SET EXERCISE: Output every entry exactly as written, skipping any pictures.
-- RECORD LIST start --
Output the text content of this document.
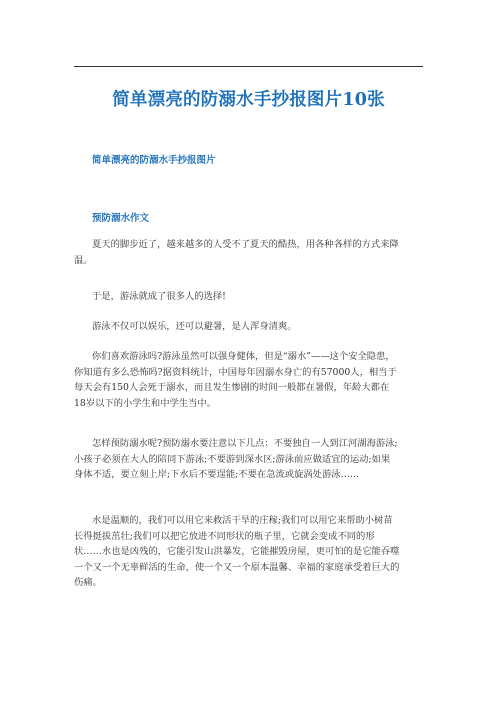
简单漂亮的防溺水手抄报图片10张
简单漂亮的防溺水手抄报图片
预防溺水作文
夏天的脚步近了，越来越多的人受不了夏天的酷热，用各种各样的方式来降
温。
于是，游泳就成了很多人的选择!
游泳不仅可以娱乐，还可以避暑，是人浑身清爽。
你们喜欢游泳吗?游泳虽然可以强身健体，但是“溺水”——这个安全隐患，
你知道有多么恐怖吗?据资料统计，中国每年因溺水身亡的有57000人，相当于
每天会有150人会死于溺水，而且发生惨剧的时间一般都在暑假，年龄大都在
18岁以下的小学生和中学生当中。
怎样预防溺水呢?预防溺水要注意以下几点：不要独自一人到江河湖海游泳;
小孩子必须在大人的陪同下游泳;不要游到深水区;游泳前应做适宜的运动;如果
身体不适，要立刻上岸;下水后不要逞能;不要在急流或旋涡处游泳……
水是温顺的，我们可以用它来救活干旱的庄稼;我们可以用它来帮助小树苗
长得挺拔茁壮;我们可以把它放进不同形状的瓶子里，它就会变成不同的形
状……水也是凶残的，它能引发山洪暴发，它能摧毁房屋，更可怕的是它能吞噬
一个又一个无辜鲜活的生命，使一个又一个原本温馨、幸福的家庭承受着巨大的
伤痛。
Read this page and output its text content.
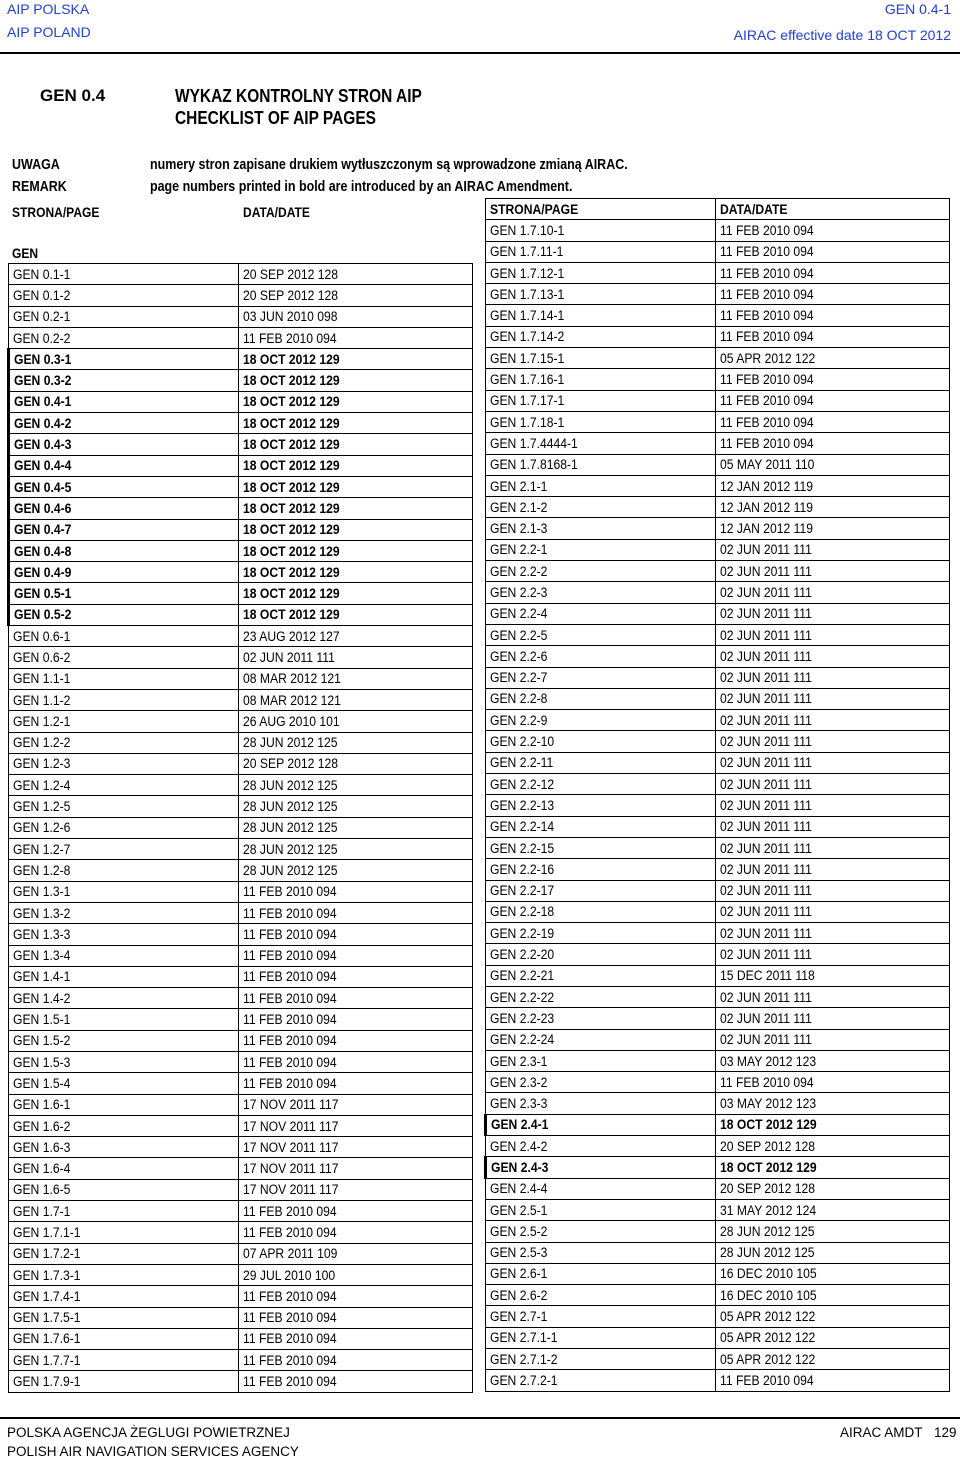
AIP POLSKA
AIP POLAND
GEN 0.4-1
AIRAC effective date 18 OCT 2012
GEN 0.4	WYKAZ KONTROLNY STRON AIP
CHECKLIST OF AIP PAGES
UWAGA	numery stron zapisane drukiem wytłuszczonym są wprowadzone zmianą AIRAC.
REMARK	page numbers printed in bold are introduced by an AIRAC Amendment.
STRONA/PAGE	DATA/DATE
GEN
GEN 0.1-1	20 SEP 2012 128
GEN 0.1-2	20 SEP 2012 128
GEN 0.2-1	03 JUN 2010 098
GEN 0.2-2	11 FEB 2010 094
GEN 0.3-1	18 OCT 2012 129
GEN 0.3-2	18 OCT 2012 129
GEN 0.4-1	18 OCT 2012 129
GEN 0.4-2	18 OCT 2012 129
GEN 0.4-3	18 OCT 2012 129
GEN 0.4-4	18 OCT 2012 129
GEN 0.4-5	18 OCT 2012 129
GEN 0.4-6	18 OCT 2012 129
GEN 0.4-7	18 OCT 2012 129
GEN 0.4-8	18 OCT 2012 129
GEN 0.4-9	18 OCT 2012 129
GEN 0.5-1	18 OCT 2012 129
GEN 0.5-2	18 OCT 2012 129
GEN 0.6-1	23 AUG 2012 127
GEN 0.6-2	02 JUN 2011 111
GEN 1.1-1	08 MAR 2012 121
GEN 1.1-2	08 MAR 2012 121
GEN 1.2-1	26 AUG 2010 101
GEN 1.2-2	28 JUN 2012 125
GEN 1.2-3	20 SEP 2012 128
GEN 1.2-4	28 JUN 2012 125
GEN 1.2-5	28 JUN 2012 125
GEN 1.2-6	28 JUN 2012 125
GEN 1.2-7	28 JUN 2012 125
GEN 1.2-8	28 JUN 2012 125
GEN 1.3-1	11 FEB 2010 094
GEN 1.3-2	11 FEB 2010 094
GEN 1.3-3	11 FEB 2010 094
GEN 1.3-4	11 FEB 2010 094
GEN 1.4-1	11 FEB 2010 094
GEN 1.4-2	11 FEB 2010 094
GEN 1.5-1	11 FEB 2010 094
GEN 1.5-2	11 FEB 2010 094
GEN 1.5-3	11 FEB 2010 094
GEN 1.5-4	11 FEB 2010 094
GEN 1.6-1	17 NOV 2011 117
GEN 1.6-2	17 NOV 2011 117
GEN 1.6-3	17 NOV 2011 117
GEN 1.6-4	17 NOV 2011 117
GEN 1.6-5	17 NOV 2011 117
GEN 1.7-1	11 FEB 2010 094
GEN 1.7.1-1	11 FEB 2010 094
GEN 1.7.2-1	07 APR 2011 109
GEN 1.7.3-1	29 JUL 2010 100
GEN 1.7.4-1	11 FEB 2010 094
GEN 1.7.5-1	11 FEB 2010 094
GEN 1.7.6-1	11 FEB 2010 094
GEN 1.7.7-1	11 FEB 2010 094
GEN 1.7.9-1	11 FEB 2010 094
STRONA/PAGE	DATA/DATE
GEN 1.7.10-1	11 FEB 2010 094
GEN 1.7.11-1	11 FEB 2010 094
GEN 1.7.12-1	11 FEB 2010 094
GEN 1.7.13-1	11 FEB 2010 094
GEN 1.7.14-1	11 FEB 2010 094
GEN 1.7.14-2	11 FEB 2010 094
GEN 1.7.15-1	05 APR 2012 122
GEN 1.7.16-1	11 FEB 2010 094
GEN 1.7.17-1	11 FEB 2010 094
GEN 1.7.18-1	11 FEB 2010 094
GEN 1.7.4444-1	11 FEB 2010 094
GEN 1.7.8168-1	05 MAY 2011 110
GEN 2.1-1	12 JAN 2012 119
GEN 2.1-2	12 JAN 2012 119
GEN 2.1-3	12 JAN 2012 119
GEN 2.2-1	02 JUN 2011 111
GEN 2.2-2	02 JUN 2011 111
GEN 2.2-3	02 JUN 2011 111
GEN 2.2-4	02 JUN 2011 111
GEN 2.2-5	02 JUN 2011 111
GEN 2.2-6	02 JUN 2011 111
GEN 2.2-7	02 JUN 2011 111
GEN 2.2-8	02 JUN 2011 111
GEN 2.2-9	02 JUN 2011 111
GEN 2.2-10	02 JUN 2011 111
GEN 2.2-11	02 JUN 2011 111
GEN 2.2-12	02 JUN 2011 111
GEN 2.2-13	02 JUN 2011 111
GEN 2.2-14	02 JUN 2011 111
GEN 2.2-15	02 JUN 2011 111
GEN 2.2-16	02 JUN 2011 111
GEN 2.2-17	02 JUN 2011 111
GEN 2.2-18	02 JUN 2011 111
GEN 2.2-19	02 JUN 2011 111
GEN 2.2-20	02 JUN 2011 111
GEN 2.2-21	15 DEC 2011 118
GEN 2.2-22	02 JUN 2011 111
GEN 2.2-23	02 JUN 2011 111
GEN 2.2-24	02 JUN 2011 111
GEN 2.3-1	03 MAY 2012 123
GEN 2.3-2	11 FEB 2010 094
GEN 2.3-3	03 MAY 2012 123
GEN 2.4-1	18 OCT 2012 129
GEN 2.4-2	20 SEP 2012 128
GEN 2.4-3	18 OCT 2012 129
GEN 2.4-4	20 SEP 2012 128
GEN 2.5-1	31 MAY 2012 124
GEN 2.5-2	28 JUN 2012 125
GEN 2.5-3	28 JUN 2012 125
GEN 2.6-1	16 DEC 2010 105
GEN 2.6-2	16 DEC 2010 105
GEN 2.7-1	05 APR 2012 122
GEN 2.7.1-1	05 APR 2012 122
GEN 2.7.1-2	05 APR 2012 122
GEN 2.7.2-1	11 FEB 2010 094
POLSKA AGENCJA ŻEGLUGI POWIETRZNEJ
POLISH AIR NAVIGATION SERVICES AGENCY
AIRAC AMDT 129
-- RECORD LIST end --
ANSWER TO THIS PROBLEM:
Output the text content of this document.
简单漂亮的防溺水手抄报图片10张
简单漂亮的防溺水手抄报图片
预防溺水作文
夏天的脚步近了，越来越多的人受不了夏天的酷热，用各种各样的方式来降
温。
于是，游泳就成了很多人的选择!
游泳不仅可以娱乐，还可以避暑，是人浑身清爽。
你们喜欢游泳吗?游泳虽然可以强身健体，但是“溺水”——这个安全隐患，
你知道有多么恐怖吗?据资料统计，中国每年因溺水身亡的有57000人，相当于
每天会有150人会死于溺水，而且发生惨剧的时间一般都在暑假，年龄大都在
18岁以下的小学生和中学生当中。
怎样预防溺水呢?预防溺水要注意以下几点：不要独自一人到江河湖海游泳;
小孩子必须在大人的陪同下游泳;不要游到深水区;游泳前应做适宜的运动;如果
身体不适，要立刻上岸;下水后不要逞能;不要在急流或旋涡处游泳……
水是温顺的，我们可以用它来救活干旱的庄稼;我们可以用它来帮助小树苗
长得挺拔茁壮;我们可以把它放进不同形状的瓶子里，它就会变成不同的形
状……水也是凶残的，它能引发山洪暴发，它能摧毁房屋，更可怕的是它能吞噬
一个又一个无辜鲜活的生命，使一个又一个原本温馨、幸福的家庭承受着巨大的
伤痛。
Read this page and output its text content.
AIP POLSKA
AIP POLAND
GEN 0.4-1
AIRAC effective date 18 OCT 2012
GEN 0.4	WYKAZ KONTROLNY STRON AIP
CHECKLIST OF AIP PAGES
UWAGA	numery stron zapisane drukiem wytłuszczonym są wprowadzone zmianą AIRAC.
REMARK	page numbers printed in bold are introduced by an AIRAC Amendment.
STRONA/PAGE	DATA/DATE
GEN
GEN 0.1-1	20 SEP 2012 128
GEN 0.1-2	20 SEP 2012 128
GEN 0.2-1	03 JUN 2010 098
GEN 0.2-2	11 FEB 2010 094
GEN 0.3-1	18 OCT 2012 129
GEN 0.3-2	18 OCT 2012 129
GEN 0.4-1	18 OCT 2012 129
GEN 0.4-2	18 OCT 2012 129
GEN 0.4-3	18 OCT 2012 129
GEN 0.4-4	18 OCT 2012 129
GEN 0.4-5	18 OCT 2012 129
GEN 0.4-6	18 OCT 2012 129
GEN 0.4-7	18 OCT 2012 129
GEN 0.4-8	18 OCT 2012 129
GEN 0.4-9	18 OCT 2012 129
GEN 0.5-1	18 OCT 2012 129
GEN 0.5-2	18 OCT 2012 129
GEN 0.6-1	23 AUG 2012 127
GEN 0.6-2	02 JUN 2011 111
GEN 1.1-1	08 MAR 2012 121
GEN 1.1-2	08 MAR 2012 121
GEN 1.2-1	26 AUG 2010 101
GEN 1.2-2	28 JUN 2012 125
GEN 1.2-3	20 SEP 2012 128
GEN 1.2-4	28 JUN 2012 125
GEN 1.2-5	28 JUN 2012 125
GEN 1.2-6	28 JUN 2012 125
GEN 1.2-7	28 JUN 2012 125
GEN 1.2-8	28 JUN 2012 125
GEN 1.3-1	11 FEB 2010 094
GEN 1.3-2	11 FEB 2010 094
GEN 1.3-3	11 FEB 2010 094
GEN 1.3-4	11 FEB 2010 094
GEN 1.4-1	11 FEB 2010 094
GEN 1.4-2	11 FEB 2010 094
GEN 1.5-1	11 FEB 2010 094
GEN 1.5-2	11 FEB 2010 094
GEN 1.5-3	11 FEB 2010 094
GEN 1.5-4	11 FEB 2010 094
GEN 1.6-1	17 NOV 2011 117
GEN 1.6-2	17 NOV 2011 117
GEN 1.6-3	17 NOV 2011 117
GEN 1.6-4	17 NOV 2011 117
GEN 1.6-5	17 NOV 2011 117
GEN 1.7-1	11 FEB 2010 094
GEN 1.7.1-1	11 FEB 2010 094
GEN 1.7.2-1	07 APR 2011 109
GEN 1.7.3-1	29 JUL 2010 100
GEN 1.7.4-1	11 FEB 2010 094
GEN 1.7.5-1	11 FEB 2010 094
GEN 1.7.6-1	11 FEB 2010 094
GEN 1.7.7-1	11 FEB 2010 094
GEN 1.7.9-1	11 FEB 2010 094
STRONA/PAGE	DATA/DATE
GEN 1.7.10-1	11 FEB 2010 094
GEN 1.7.11-1	11 FEB 2010 094
GEN 1.7.12-1	11 FEB 2010 094
GEN 1.7.13-1	11 FEB 2010 094
GEN 1.7.14-1	11 FEB 2010 094
GEN 1.7.14-2	11 FEB 2010 094
GEN 1.7.15-1	05 APR 2012 122
GEN 1.7.16-1	11 FEB 2010 094
GEN 1.7.17-1	11 FEB 2010 094
GEN 1.7.18-1	11 FEB 2010 094
GEN 1.7.4444-1	11 FEB 2010 094
GEN 1.7.8168-1	05 MAY 2011 110
GEN 2.1-1	12 JAN 2012 119
GEN 2.1-2	12 JAN 2012 119
GEN 2.1-3	12 JAN 2012 119
GEN 2.2-1	02 JUN 2011 111
GEN 2.2-2	02 JUN 2011 111
GEN 2.2-3	02 JUN 2011 111
GEN 2.2-4	02 JUN 2011 111
GEN 2.2-5	02 JUN 2011 111
GEN 2.2-6	02 JUN 2011 111
GEN 2.2-7	02 JUN 2011 111
GEN 2.2-8	02 JUN 2011 111
GEN 2.2-9	02 JUN 2011 111
GEN 2.2-10	02 JUN 2011 111
GEN 2.2-11	02 JUN 2011 111
GEN 2.2-12	02 JUN 2011 111
GEN 2.2-13	02 JUN 2011 111
GEN 2.2-14	02 JUN 2011 111
GEN 2.2-15	02 JUN 2011 111
GEN 2.2-16	02 JUN 2011 111
GEN 2.2-17	02 JUN 2011 111
GEN 2.2-18	02 JUN 2011 111
GEN 2.2-19	02 JUN 2011 111
GEN 2.2-20	02 JUN 2011 111
GEN 2.2-21	15 DEC 2011 118
GEN 2.2-22	02 JUN 2011 111
GEN 2.2-23	02 JUN 2011 111
GEN 2.2-24	02 JUN 2011 111
GEN 2.3-1	03 MAY 2012 123
GEN 2.3-2	11 FEB 2010 094
GEN 2.3-3	03 MAY 2012 123
GEN 2.4-1	18 OCT 2012 129
GEN 2.4-2	20 SEP 2012 128
GEN 2.4-3	18 OCT 2012 129
GEN 2.4-4	20 SEP 2012 128
GEN 2.5-1	31 MAY 2012 124
GEN 2.5-2	28 JUN 2012 125
GEN 2.5-3	28 JUN 2012 125
GEN 2.6-1	16 DEC 2010 105
GEN 2.6-2	16 DEC 2010 105
GEN 2.7-1	05 APR 2012 122
GEN 2.7.1-1	05 APR 2012 122
GEN 2.7.1-2	05 APR 2012 122
GEN 2.7.2-1	11 FEB 2010 094
POLSKA AGENCJA ŻEGLUGI POWIETRZNEJ
POLISH AIR NAVIGATION SERVICES AGENCY
AIRAC AMDT 129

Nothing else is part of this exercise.